[Work to be completed]: Extract the lines that hold the string "девятом".

******************************

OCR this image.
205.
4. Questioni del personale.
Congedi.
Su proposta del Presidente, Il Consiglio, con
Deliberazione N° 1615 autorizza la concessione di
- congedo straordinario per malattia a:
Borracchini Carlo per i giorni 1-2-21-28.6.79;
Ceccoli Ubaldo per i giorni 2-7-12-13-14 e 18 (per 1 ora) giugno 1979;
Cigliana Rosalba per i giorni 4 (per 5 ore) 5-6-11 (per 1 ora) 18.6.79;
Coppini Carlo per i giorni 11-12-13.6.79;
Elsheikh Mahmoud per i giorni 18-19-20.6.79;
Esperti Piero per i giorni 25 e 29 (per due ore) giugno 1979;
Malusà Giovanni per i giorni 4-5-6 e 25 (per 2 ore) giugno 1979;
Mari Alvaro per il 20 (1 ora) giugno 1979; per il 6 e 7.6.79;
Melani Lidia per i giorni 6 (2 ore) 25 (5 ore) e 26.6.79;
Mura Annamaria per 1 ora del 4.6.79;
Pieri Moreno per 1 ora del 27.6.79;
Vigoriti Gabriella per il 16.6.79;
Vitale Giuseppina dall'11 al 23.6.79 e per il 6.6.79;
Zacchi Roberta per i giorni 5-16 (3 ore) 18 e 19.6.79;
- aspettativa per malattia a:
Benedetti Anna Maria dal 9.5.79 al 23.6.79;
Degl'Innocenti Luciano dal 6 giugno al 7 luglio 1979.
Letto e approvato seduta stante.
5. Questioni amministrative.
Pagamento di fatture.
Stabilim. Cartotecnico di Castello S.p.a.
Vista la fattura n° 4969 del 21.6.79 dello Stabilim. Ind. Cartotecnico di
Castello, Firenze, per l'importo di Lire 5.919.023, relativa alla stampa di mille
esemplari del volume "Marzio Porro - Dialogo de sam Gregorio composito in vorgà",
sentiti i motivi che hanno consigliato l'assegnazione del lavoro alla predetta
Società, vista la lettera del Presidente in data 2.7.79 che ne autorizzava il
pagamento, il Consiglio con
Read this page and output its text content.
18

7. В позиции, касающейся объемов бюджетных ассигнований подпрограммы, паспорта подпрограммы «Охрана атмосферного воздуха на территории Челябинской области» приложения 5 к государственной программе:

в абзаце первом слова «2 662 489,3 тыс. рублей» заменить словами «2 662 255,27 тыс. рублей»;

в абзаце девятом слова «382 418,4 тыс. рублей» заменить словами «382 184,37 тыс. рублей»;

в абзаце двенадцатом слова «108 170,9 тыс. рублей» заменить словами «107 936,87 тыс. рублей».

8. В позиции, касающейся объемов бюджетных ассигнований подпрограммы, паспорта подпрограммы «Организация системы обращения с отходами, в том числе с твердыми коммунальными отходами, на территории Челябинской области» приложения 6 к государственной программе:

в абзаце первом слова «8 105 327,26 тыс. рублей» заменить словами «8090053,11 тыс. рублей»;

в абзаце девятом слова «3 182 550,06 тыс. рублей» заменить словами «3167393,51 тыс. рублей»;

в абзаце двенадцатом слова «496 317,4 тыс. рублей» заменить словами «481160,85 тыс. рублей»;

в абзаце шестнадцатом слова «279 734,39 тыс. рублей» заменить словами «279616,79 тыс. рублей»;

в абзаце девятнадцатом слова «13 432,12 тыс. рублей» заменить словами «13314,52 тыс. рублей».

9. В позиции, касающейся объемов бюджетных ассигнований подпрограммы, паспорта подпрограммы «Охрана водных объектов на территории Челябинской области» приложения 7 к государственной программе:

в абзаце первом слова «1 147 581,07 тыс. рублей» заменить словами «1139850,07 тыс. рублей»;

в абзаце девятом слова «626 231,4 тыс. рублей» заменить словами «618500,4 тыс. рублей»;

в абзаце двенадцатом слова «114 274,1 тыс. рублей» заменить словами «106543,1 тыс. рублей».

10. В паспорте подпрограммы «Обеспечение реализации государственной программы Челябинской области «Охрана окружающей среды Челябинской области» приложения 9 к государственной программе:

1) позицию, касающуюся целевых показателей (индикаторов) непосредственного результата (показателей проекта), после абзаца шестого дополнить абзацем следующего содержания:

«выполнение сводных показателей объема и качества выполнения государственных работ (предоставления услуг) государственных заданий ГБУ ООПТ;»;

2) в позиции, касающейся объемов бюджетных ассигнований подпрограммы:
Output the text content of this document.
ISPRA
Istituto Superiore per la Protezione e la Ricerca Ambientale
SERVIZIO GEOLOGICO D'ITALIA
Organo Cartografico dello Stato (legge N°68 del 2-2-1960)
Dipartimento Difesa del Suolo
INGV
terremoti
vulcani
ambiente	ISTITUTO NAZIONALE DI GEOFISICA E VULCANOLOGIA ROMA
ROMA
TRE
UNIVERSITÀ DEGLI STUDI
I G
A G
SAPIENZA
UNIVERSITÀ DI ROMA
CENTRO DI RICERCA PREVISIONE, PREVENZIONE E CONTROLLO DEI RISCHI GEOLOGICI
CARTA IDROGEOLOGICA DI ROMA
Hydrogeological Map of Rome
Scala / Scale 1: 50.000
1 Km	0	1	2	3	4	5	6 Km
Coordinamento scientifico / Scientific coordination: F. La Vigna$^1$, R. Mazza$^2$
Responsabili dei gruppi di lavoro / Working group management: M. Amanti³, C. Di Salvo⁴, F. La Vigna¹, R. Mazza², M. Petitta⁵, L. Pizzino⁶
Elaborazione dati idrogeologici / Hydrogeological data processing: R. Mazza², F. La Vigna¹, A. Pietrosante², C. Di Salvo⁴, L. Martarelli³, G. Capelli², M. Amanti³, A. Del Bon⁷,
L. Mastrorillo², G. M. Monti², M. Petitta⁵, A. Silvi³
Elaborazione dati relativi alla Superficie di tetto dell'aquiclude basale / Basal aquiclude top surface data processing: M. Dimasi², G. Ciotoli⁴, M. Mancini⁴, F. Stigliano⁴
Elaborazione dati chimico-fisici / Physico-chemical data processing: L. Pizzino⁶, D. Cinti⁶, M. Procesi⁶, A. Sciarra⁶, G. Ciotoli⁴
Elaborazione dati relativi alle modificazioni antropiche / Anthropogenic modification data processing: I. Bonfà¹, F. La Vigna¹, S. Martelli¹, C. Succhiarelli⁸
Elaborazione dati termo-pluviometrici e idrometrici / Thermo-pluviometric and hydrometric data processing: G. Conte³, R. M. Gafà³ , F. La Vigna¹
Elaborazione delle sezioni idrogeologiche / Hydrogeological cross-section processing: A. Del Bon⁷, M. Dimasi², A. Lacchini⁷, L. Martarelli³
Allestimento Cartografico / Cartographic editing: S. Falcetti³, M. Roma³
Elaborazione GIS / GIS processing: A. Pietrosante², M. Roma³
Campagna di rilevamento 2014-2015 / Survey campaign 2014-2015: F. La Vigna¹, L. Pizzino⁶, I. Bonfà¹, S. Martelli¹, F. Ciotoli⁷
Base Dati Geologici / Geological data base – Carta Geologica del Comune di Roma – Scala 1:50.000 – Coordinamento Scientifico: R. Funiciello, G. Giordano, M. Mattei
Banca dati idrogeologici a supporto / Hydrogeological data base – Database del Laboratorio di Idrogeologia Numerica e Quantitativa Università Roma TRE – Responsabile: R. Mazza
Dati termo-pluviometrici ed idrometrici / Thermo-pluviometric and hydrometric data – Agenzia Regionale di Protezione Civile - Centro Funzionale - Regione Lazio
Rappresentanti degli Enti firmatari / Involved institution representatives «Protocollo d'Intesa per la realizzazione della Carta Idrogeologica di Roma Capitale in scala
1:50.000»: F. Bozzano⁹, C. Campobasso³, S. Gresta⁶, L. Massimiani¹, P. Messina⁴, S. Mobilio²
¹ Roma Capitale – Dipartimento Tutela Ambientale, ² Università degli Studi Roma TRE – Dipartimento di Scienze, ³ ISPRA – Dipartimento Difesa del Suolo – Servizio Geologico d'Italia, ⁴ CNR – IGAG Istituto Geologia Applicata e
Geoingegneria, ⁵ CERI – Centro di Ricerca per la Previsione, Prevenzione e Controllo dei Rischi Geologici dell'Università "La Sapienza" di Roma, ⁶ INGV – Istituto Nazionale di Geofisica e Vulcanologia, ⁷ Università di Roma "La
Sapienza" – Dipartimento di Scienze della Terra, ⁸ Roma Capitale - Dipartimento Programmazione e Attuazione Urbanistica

******************************

[Complete response]:
в абзаце девятом слова «382 418,4 тыс. рублей» заменить словами «382 184,37 тыс. рублей»;
в абзаце девятом слова «3 182 550,06 тыс. рублей» заменить словами «3167393,51 тыс. рублей»;
в абзаце девятом слова «626 231,4 тыс. рублей» заменить словами «618500,4 тыс. рублей»;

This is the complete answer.